RECORDS SHOWN:
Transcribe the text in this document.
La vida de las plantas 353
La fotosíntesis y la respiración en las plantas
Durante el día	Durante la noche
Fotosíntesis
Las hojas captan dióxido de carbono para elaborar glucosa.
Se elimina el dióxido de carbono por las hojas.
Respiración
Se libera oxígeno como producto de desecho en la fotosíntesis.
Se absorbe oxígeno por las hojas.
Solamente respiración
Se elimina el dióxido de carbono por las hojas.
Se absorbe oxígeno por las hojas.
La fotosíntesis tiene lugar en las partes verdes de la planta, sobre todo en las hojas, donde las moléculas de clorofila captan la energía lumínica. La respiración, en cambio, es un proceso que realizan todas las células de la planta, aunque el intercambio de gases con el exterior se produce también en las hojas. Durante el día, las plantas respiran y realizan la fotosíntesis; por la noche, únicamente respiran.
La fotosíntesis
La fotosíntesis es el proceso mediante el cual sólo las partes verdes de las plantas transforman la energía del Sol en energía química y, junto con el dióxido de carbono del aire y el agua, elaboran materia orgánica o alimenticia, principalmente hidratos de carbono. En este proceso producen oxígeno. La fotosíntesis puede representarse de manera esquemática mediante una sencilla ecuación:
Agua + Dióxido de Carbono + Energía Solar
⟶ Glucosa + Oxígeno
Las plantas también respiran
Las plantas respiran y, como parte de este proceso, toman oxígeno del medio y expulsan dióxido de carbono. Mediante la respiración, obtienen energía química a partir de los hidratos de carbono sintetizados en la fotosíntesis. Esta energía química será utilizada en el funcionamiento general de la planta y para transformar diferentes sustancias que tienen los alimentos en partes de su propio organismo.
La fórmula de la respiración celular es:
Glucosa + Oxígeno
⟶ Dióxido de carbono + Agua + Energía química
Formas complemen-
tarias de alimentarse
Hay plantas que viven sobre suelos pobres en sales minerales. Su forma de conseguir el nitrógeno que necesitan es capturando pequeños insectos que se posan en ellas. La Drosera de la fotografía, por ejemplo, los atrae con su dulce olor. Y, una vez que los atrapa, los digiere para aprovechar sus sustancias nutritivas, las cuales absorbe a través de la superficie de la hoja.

EXERCISE OBJECTIVE: Find "también". Copy every line it occurs in.

SOLUTION FOR THIS PROBLEM:
La fotosíntesis tiene lugar en las partes verdes de la planta, sobre todo en las hojas, donde las moléculas de clorofila captan la energía lumínica. La respiración, en cambio, es un proceso que realizan todas las células de la planta, aunque el intercambio de gases con el exterior se produce también en las hojas. Durante el día, las plantas respiran y realizan la fotosíntesis; por la noche, únicamente respiran.
Las plantas también respiran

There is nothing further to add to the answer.